The request: Images are not part of the copy; write out the rest of the data exactly as given.

[Stored entries]

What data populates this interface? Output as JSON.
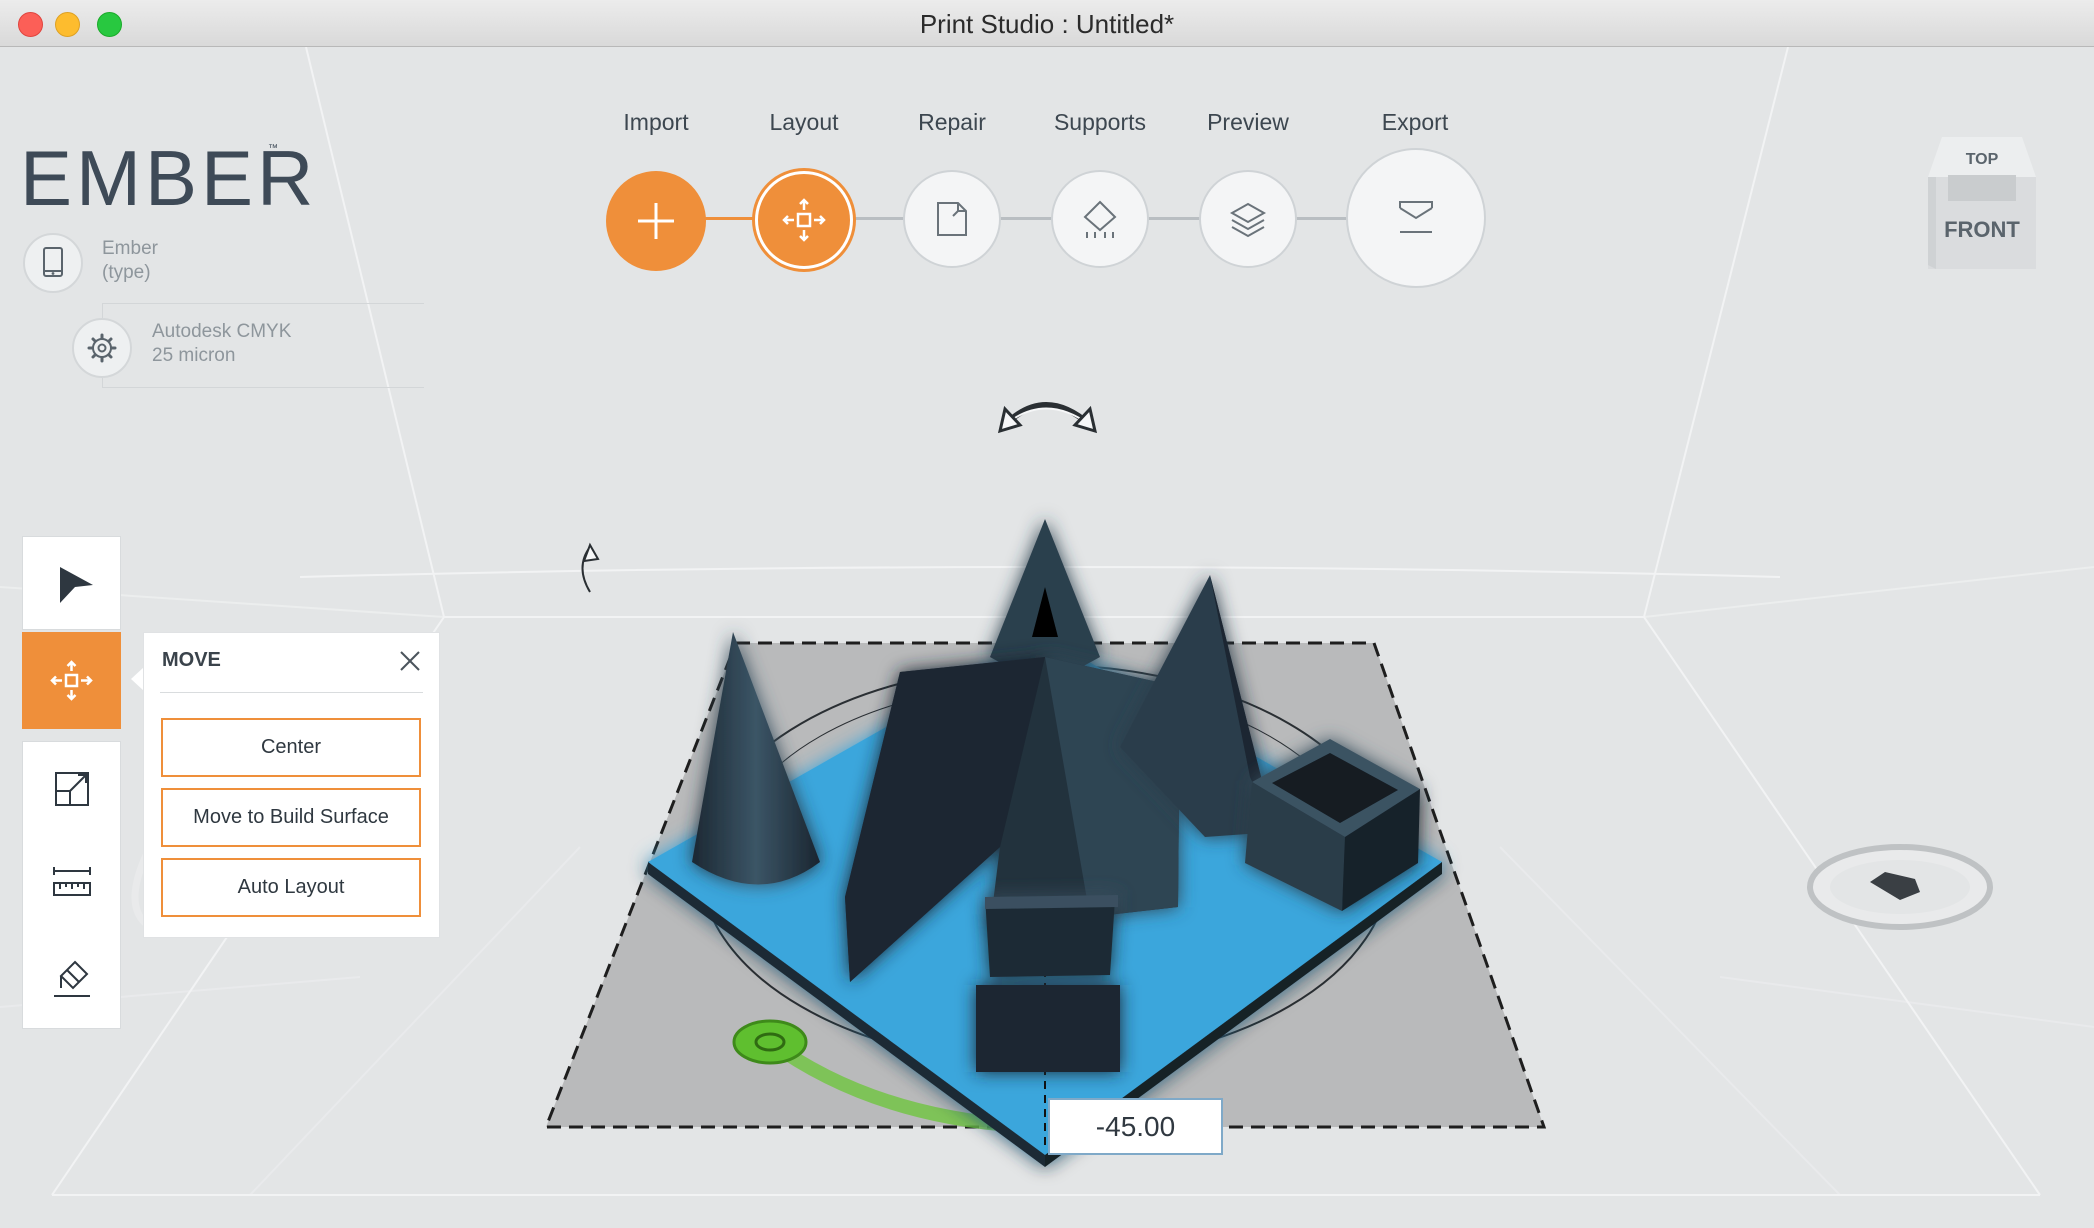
{
  "window": {
    "title": "Print Studio : Untitled*"
  },
  "brand": {
    "logo_text": "EMBER",
    "trademark": "™"
  },
  "printer": {
    "name": "Ember",
    "type": "(type)",
    "icon": "tablet-icon"
  },
  "material": {
    "name": "Autodesk CMYK",
    "layer": "25 micron",
    "icon": "gear-icon"
  },
  "workflow": {
    "active_step": "Layout",
    "steps": [
      {
        "label": "Import",
        "icon": "plus-icon",
        "state": "done"
      },
      {
        "label": "Layout",
        "icon": "move-arrows-icon",
        "state": "active"
      },
      {
        "label": "Repair",
        "icon": "repair-icon",
        "state": "pending"
      },
      {
        "label": "Supports",
        "icon": "supports-icon",
        "state": "pending"
      },
      {
        "label": "Preview",
        "icon": "layers-icon",
        "state": "pending"
      },
      {
        "label": "Export",
        "icon": "export-tray-icon",
        "state": "pending"
      }
    ]
  },
  "view_cube": {
    "top_label": "TOP",
    "front_label": "FRONT"
  },
  "tools": [
    {
      "name": "select",
      "icon": "pointer-arrow-icon"
    },
    {
      "name": "move",
      "icon": "move-arrows-icon",
      "active": true
    },
    {
      "name": "scale",
      "icon": "scale-icon"
    },
    {
      "name": "measure",
      "icon": "ruler-icon"
    },
    {
      "name": "paint",
      "icon": "eraser-icon"
    }
  ],
  "move_panel": {
    "title": "MOVE",
    "buttons": {
      "center": "Center",
      "move_to_build": "Move to Build Surface",
      "auto_layout": "Auto Layout"
    }
  },
  "rotation": {
    "angle_value": "-45.00"
  },
  "colors": {
    "accent": "#ef8f3a",
    "model_blue": "#3aa6dc",
    "model_dark": "#23313d",
    "rotation_green": "#5fc832",
    "background": "#e3e5e6"
  }
}
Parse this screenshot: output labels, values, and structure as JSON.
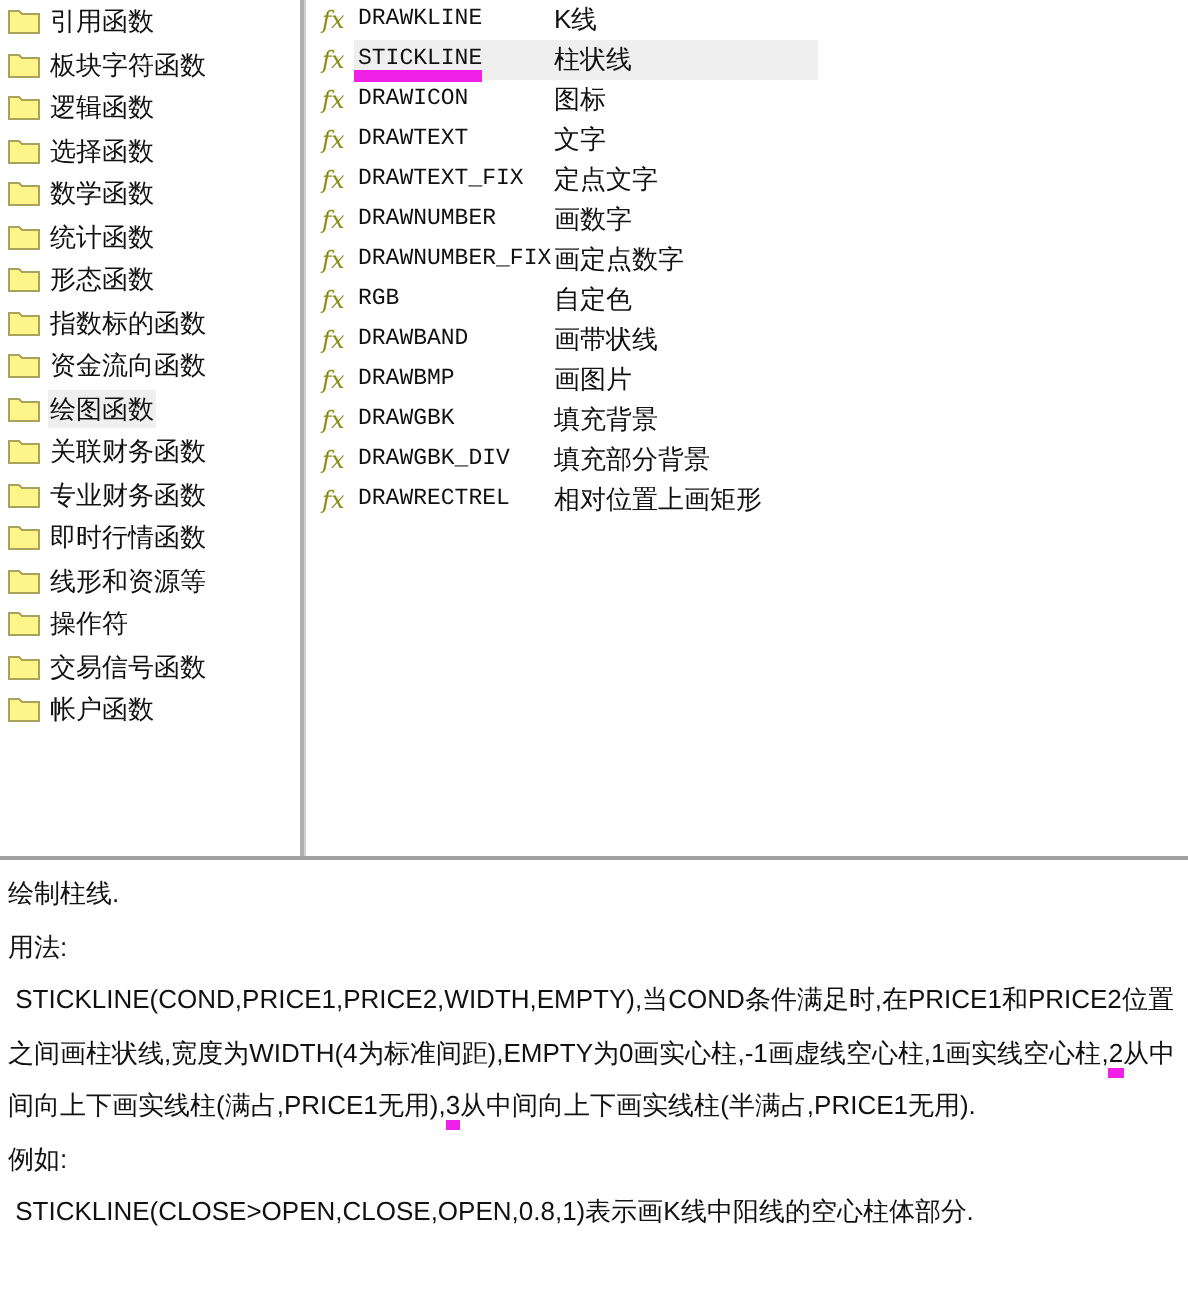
{
  "categories": [
    {
      "label": "引用函数",
      "selected": false
    },
    {
      "label": "板块字符函数",
      "selected": false
    },
    {
      "label": "逻辑函数",
      "selected": false
    },
    {
      "label": "选择函数",
      "selected": false
    },
    {
      "label": "数学函数",
      "selected": false
    },
    {
      "label": "统计函数",
      "selected": false
    },
    {
      "label": "形态函数",
      "selected": false
    },
    {
      "label": "指数标的函数",
      "selected": false
    },
    {
      "label": "资金流向函数",
      "selected": false
    },
    {
      "label": "绘图函数",
      "selected": true
    },
    {
      "label": "关联财务函数",
      "selected": false
    },
    {
      "label": "专业财务函数",
      "selected": false
    },
    {
      "label": "即时行情函数",
      "selected": false
    },
    {
      "label": "线形和资源等",
      "selected": false
    },
    {
      "label": "操作符",
      "selected": false
    },
    {
      "label": "交易信号函数",
      "selected": false
    },
    {
      "label": "帐户函数",
      "selected": false
    }
  ],
  "functions": [
    {
      "icon": "fx",
      "name": "DRAWKLINE",
      "description": "K线",
      "selected": false,
      "marked": false
    },
    {
      "icon": "fx",
      "name": "STICKLINE",
      "description": "柱状线",
      "selected": true,
      "marked": true
    },
    {
      "icon": "fx",
      "name": "DRAWICON",
      "description": "图标",
      "selected": false,
      "marked": false
    },
    {
      "icon": "fx",
      "name": "DRAWTEXT",
      "description": "文字",
      "selected": false,
      "marked": false
    },
    {
      "icon": "fx",
      "name": "DRAWTEXT_FIX",
      "description": "定点文字",
      "selected": false,
      "marked": false
    },
    {
      "icon": "fx",
      "name": "DRAWNUMBER",
      "description": "画数字",
      "selected": false,
      "marked": false
    },
    {
      "icon": "fx",
      "name": "DRAWNUMBER_FIX",
      "description": "画定点数字",
      "selected": false,
      "marked": false
    },
    {
      "icon": "fx",
      "name": "RGB",
      "description": "自定色",
      "selected": false,
      "marked": false
    },
    {
      "icon": "fx",
      "name": "DRAWBAND",
      "description": "画带状线",
      "selected": false,
      "marked": false
    },
    {
      "icon": "fx",
      "name": "DRAWBMP",
      "description": "画图片",
      "selected": false,
      "marked": false
    },
    {
      "icon": "fx",
      "name": "DRAWGBK",
      "description": "填充背景",
      "selected": false,
      "marked": false
    },
    {
      "icon": "fx",
      "name": "DRAWGBK_DIV",
      "description": "填充部分背景",
      "selected": false,
      "marked": false
    },
    {
      "icon": "fx",
      "name": "DRAWRECTREL",
      "description": "相对位置上画矩形",
      "selected": false,
      "marked": false
    }
  ],
  "help": {
    "summary": "绘制柱线.",
    "usage_label": "用法:",
    "usage": [
      {
        "text": " STICKLINE(COND,PRICE1,PRICE2,WIDTH,EMPTY),当COND条件满足时,在PRICE1和PRICE2位置之间画柱状线,宽度为WIDTH(4为标准间距),EMPTY为0画实心柱,-1画虚线空心柱,1画实线空心柱,",
        "marked": false
      },
      {
        "text": "2",
        "marked": true
      },
      {
        "text": "从中间向上下画实线柱(满占,PRICE1无用),",
        "marked": false
      },
      {
        "text": "3",
        "marked": true
      },
      {
        "text": "从中间向上下画实线柱(半满占,PRICE1无用).",
        "marked": false
      }
    ],
    "example_label": "例如:",
    "example": " STICKLINE(CLOSE>OPEN,CLOSE,OPEN,0.8,1)表示画K线中阳线的空心柱体部分."
  }
}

Correct answer:
What data populates this interface? Output as JSON.
{
  "window": {
    "title": "Print Studio : Untitled*"
  },
  "brand": {
    "logo_text": "EMBER",
    "trademark": "™"
  },
  "printer": {
    "name": "Ember",
    "type": "(type)",
    "icon": "tablet-icon"
  },
  "material": {
    "name": "Autodesk CMYK",
    "layer": "25 micron",
    "icon": "gear-icon"
  },
  "workflow": {
    "active_step": "Layout",
    "steps": [
      {
        "label": "Import",
        "icon": "plus-icon",
        "state": "done"
      },
      {
        "label": "Layout",
        "icon": "move-arrows-icon",
        "state": "active"
      },
      {
        "label": "Repair",
        "icon": "repair-icon",
        "state": "pending"
      },
      {
        "label": "Supports",
        "icon": "supports-icon",
        "state": "pending"
      },
      {
        "label": "Preview",
        "icon": "layers-icon",
        "state": "pending"
      },
      {
        "label": "Export",
        "icon": "export-tray-icon",
        "state": "pending"
      }
    ]
  },
  "view_cube": {
    "top_label": "TOP",
    "front_label": "FRONT"
  },
  "tools": [
    {
      "name": "select",
      "icon": "pointer-arrow-icon"
    },
    {
      "name": "move",
      "icon": "move-arrows-icon",
      "active": true
    },
    {
      "name": "scale",
      "icon": "scale-icon"
    },
    {
      "name": "measure",
      "icon": "ruler-icon"
    },
    {
      "name": "paint",
      "icon": "eraser-icon"
    }
  ],
  "move_panel": {
    "title": "MOVE",
    "buttons": {
      "center": "Center",
      "move_to_build": "Move to Build Surface",
      "auto_layout": "Auto Layout"
    }
  },
  "rotation": {
    "angle_value": "-45.00"
  },
  "colors": {
    "accent": "#ef8f3a",
    "model_blue": "#3aa6dc",
    "model_dark": "#23313d",
    "rotation_green": "#5fc832",
    "background": "#e3e5e6"
  }
}
Parse this screenshot: output labels, values, and structure as JSON.
{
  "categories": [
    {
      "label": "引用函数",
      "selected": false
    },
    {
      "label": "板块字符函数",
      "selected": false
    },
    {
      "label": "逻辑函数",
      "selected": false
    },
    {
      "label": "选择函数",
      "selected": false
    },
    {
      "label": "数学函数",
      "selected": false
    },
    {
      "label": "统计函数",
      "selected": false
    },
    {
      "label": "形态函数",
      "selected": false
    },
    {
      "label": "指数标的函数",
      "selected": false
    },
    {
      "label": "资金流向函数",
      "selected": false
    },
    {
      "label": "绘图函数",
      "selected": true
    },
    {
      "label": "关联财务函数",
      "selected": false
    },
    {
      "label": "专业财务函数",
      "selected": false
    },
    {
      "label": "即时行情函数",
      "selected": false
    },
    {
      "label": "线形和资源等",
      "selected": false
    },
    {
      "label": "操作符",
      "selected": false
    },
    {
      "label": "交易信号函数",
      "selected": false
    },
    {
      "label": "帐户函数",
      "selected": false
    }
  ],
  "functions": [
    {
      "icon": "fx",
      "name": "DRAWKLINE",
      "description": "K线",
      "selected": false,
      "marked": false
    },
    {
      "icon": "fx",
      "name": "STICKLINE",
      "description": "柱状线",
      "selected": true,
      "marked": true
    },
    {
      "icon": "fx",
      "name": "DRAWICON",
      "description": "图标",
      "selected": false,
      "marked": false
    },
    {
      "icon": "fx",
      "name": "DRAWTEXT",
      "description": "文字",
      "selected": false,
      "marked": false
    },
    {
      "icon": "fx",
      "name": "DRAWTEXT_FIX",
      "description": "定点文字",
      "selected": false,
      "marked": false
    },
    {
      "icon": "fx",
      "name": "DRAWNUMBER",
      "description": "画数字",
      "selected": false,
      "marked": false
    },
    {
      "icon": "fx",
      "name": "DRAWNUMBER_FIX",
      "description": "画定点数字",
      "selected": false,
      "marked": false
    },
    {
      "icon": "fx",
      "name": "RGB",
      "description": "自定色",
      "selected": false,
      "marked": false
    },
    {
      "icon": "fx",
      "name": "DRAWBAND",
      "description": "画带状线",
      "selected": false,
      "marked": false
    },
    {
      "icon": "fx",
      "name": "DRAWBMP",
      "description": "画图片",
      "selected": false,
      "marked": false
    },
    {
      "icon": "fx",
      "name": "DRAWGBK",
      "description": "填充背景",
      "selected": false,
      "marked": false
    },
    {
      "icon": "fx",
      "name": "DRAWGBK_DIV",
      "description": "填充部分背景",
      "selected": false,
      "marked": false
    },
    {
      "icon": "fx",
      "name": "DRAWRECTREL",
      "description": "相对位置上画矩形",
      "selected": false,
      "marked": false
    }
  ],
  "help": {
    "summary": "绘制柱线.",
    "usage_label": "用法:",
    "usage": [
      {
        "text": " STICKLINE(COND,PRICE1,PRICE2,WIDTH,EMPTY),当COND条件满足时,在PRICE1和PRICE2位置之间画柱状线,宽度为WIDTH(4为标准间距),EMPTY为0画实心柱,-1画虚线空心柱,1画实线空心柱,",
        "marked": false
      },
      {
        "text": "2",
        "marked": true
      },
      {
        "text": "从中间向上下画实线柱(满占,PRICE1无用),",
        "marked": false
      },
      {
        "text": "3",
        "marked": true
      },
      {
        "text": "从中间向上下画实线柱(半满占,PRICE1无用).",
        "marked": false
      }
    ],
    "example_label": "例如:",
    "example": " STICKLINE(CLOSE>OPEN,CLOSE,OPEN,0.8,1)表示画K线中阳线的空心柱体部分."
  }
}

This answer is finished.